→ **Aim**
Across the data below, how many lines hold "this"? Answer with that number and nothing else.

__________________________________________________

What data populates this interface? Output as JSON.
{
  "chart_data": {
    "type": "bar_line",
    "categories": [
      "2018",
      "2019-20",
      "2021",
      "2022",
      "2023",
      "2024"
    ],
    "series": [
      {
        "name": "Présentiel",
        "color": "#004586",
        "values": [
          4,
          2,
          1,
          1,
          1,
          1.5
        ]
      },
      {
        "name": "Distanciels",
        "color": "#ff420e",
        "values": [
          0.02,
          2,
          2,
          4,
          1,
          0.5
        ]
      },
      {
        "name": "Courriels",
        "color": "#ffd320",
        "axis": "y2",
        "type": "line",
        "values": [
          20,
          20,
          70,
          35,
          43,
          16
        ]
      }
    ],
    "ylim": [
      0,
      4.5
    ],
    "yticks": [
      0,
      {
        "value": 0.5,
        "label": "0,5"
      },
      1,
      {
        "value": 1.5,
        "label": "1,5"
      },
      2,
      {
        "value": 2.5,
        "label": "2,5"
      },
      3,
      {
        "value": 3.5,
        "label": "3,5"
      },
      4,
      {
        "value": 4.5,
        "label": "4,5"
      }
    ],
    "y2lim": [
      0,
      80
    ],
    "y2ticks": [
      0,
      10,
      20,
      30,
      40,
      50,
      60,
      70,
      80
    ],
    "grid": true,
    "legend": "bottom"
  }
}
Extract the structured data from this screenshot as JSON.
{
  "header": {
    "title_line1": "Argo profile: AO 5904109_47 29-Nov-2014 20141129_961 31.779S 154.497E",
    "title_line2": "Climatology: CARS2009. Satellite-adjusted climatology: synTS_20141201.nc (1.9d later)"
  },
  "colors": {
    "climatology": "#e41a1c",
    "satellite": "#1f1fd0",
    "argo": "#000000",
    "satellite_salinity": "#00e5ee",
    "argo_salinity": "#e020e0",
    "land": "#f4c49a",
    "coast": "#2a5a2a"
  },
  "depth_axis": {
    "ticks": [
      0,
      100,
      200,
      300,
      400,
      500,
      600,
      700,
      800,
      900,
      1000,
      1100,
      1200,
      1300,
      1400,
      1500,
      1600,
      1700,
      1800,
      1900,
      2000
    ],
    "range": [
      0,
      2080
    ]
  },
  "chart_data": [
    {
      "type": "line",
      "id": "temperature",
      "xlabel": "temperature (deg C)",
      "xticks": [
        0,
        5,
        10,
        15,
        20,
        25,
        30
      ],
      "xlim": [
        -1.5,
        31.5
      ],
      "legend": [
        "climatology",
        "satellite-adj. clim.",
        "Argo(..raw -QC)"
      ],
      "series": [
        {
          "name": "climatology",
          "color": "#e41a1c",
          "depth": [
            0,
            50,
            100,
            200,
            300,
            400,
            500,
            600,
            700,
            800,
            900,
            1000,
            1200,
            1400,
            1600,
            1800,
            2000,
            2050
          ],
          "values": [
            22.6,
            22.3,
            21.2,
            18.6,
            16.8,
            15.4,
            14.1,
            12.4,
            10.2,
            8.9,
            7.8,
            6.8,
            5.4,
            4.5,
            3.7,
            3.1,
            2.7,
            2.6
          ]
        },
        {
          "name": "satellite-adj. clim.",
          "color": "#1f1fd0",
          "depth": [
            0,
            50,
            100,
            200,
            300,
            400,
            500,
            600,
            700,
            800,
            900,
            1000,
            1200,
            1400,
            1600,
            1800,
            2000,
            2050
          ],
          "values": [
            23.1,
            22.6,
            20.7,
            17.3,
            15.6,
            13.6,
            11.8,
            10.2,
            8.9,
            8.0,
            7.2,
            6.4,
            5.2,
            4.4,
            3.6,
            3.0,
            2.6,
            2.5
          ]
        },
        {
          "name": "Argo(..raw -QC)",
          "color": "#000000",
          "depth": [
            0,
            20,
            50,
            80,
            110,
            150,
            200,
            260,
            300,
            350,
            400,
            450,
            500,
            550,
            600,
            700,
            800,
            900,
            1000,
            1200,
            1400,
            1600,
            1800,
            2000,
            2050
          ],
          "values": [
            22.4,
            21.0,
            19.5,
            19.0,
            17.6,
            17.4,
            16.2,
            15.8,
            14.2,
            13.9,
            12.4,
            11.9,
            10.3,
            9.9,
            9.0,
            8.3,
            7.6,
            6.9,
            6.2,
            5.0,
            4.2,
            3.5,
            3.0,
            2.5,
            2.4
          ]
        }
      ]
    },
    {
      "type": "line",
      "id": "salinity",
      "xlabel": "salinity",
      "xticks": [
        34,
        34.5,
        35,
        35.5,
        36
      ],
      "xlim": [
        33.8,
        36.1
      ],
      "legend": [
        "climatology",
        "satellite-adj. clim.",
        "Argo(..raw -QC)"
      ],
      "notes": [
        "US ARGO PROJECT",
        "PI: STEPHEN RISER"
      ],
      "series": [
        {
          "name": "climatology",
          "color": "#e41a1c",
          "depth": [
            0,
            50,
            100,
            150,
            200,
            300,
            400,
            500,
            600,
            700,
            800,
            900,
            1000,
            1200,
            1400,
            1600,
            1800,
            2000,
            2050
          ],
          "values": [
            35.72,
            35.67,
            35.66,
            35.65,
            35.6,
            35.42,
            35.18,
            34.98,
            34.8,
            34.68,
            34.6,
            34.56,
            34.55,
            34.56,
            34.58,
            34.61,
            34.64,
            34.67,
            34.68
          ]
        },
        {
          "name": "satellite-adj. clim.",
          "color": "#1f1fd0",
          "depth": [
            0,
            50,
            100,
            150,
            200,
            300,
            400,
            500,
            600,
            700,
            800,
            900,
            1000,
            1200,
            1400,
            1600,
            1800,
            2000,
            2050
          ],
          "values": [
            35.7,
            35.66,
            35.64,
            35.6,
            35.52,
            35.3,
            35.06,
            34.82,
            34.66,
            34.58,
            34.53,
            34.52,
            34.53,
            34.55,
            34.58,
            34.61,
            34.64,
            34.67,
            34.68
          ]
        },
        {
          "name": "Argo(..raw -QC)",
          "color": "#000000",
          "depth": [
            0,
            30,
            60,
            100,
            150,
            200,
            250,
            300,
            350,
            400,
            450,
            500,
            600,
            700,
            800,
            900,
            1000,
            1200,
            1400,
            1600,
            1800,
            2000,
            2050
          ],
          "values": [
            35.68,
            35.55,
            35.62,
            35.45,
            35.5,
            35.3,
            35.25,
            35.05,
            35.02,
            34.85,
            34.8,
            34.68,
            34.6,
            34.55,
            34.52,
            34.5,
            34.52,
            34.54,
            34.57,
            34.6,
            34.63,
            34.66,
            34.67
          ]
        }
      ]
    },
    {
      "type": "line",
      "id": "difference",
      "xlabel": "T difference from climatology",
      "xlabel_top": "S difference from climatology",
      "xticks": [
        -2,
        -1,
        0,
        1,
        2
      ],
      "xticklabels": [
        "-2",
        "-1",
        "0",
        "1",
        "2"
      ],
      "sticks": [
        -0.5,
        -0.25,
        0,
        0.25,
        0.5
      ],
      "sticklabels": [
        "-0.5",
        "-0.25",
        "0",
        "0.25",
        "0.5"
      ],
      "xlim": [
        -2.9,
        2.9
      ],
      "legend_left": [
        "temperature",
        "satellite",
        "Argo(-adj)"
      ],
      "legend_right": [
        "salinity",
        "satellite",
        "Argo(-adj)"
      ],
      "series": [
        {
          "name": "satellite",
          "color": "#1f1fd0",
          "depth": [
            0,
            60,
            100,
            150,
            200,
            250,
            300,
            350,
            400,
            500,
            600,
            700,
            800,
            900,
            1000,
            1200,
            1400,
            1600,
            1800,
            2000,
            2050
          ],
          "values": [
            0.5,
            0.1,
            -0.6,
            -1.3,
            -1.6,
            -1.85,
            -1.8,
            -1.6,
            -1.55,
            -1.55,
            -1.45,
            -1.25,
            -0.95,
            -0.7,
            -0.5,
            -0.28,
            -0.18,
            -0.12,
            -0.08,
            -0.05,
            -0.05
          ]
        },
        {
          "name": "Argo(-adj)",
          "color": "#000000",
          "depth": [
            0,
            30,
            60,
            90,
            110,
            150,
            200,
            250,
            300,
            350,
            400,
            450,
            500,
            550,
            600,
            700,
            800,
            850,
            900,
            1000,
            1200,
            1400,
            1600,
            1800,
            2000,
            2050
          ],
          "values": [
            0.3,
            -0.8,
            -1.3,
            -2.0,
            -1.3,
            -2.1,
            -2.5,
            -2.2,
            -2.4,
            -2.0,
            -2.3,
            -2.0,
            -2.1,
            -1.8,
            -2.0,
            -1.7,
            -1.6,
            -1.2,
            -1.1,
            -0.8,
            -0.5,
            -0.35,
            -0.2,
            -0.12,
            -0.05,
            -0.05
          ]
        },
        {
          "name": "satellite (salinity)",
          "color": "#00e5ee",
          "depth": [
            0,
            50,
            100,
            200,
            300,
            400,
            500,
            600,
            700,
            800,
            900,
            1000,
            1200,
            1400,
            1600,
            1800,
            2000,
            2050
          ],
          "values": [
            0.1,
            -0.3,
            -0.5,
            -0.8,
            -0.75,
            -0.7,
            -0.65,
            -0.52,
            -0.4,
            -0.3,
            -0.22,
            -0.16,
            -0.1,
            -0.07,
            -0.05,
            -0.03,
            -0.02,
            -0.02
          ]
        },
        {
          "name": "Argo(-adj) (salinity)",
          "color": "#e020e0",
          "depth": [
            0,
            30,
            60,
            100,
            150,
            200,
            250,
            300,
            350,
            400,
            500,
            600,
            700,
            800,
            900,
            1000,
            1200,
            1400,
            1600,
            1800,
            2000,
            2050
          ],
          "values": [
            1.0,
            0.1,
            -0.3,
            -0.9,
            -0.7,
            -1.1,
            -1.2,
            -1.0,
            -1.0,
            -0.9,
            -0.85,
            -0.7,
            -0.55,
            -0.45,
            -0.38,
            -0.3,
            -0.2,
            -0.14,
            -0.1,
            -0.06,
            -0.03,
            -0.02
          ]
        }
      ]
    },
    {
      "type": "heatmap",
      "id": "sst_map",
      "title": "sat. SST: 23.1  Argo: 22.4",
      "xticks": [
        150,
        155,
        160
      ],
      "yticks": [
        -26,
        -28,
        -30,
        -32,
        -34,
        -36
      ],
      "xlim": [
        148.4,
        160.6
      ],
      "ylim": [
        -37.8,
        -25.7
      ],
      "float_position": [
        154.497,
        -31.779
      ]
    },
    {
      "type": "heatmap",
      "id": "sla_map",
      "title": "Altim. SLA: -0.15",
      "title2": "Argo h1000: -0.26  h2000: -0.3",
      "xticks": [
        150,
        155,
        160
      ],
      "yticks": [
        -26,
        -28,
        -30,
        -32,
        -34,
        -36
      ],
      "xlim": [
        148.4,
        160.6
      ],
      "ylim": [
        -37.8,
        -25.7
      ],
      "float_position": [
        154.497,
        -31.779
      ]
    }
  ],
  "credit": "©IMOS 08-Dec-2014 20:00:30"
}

__________________________________________________

→ **Full answer**
2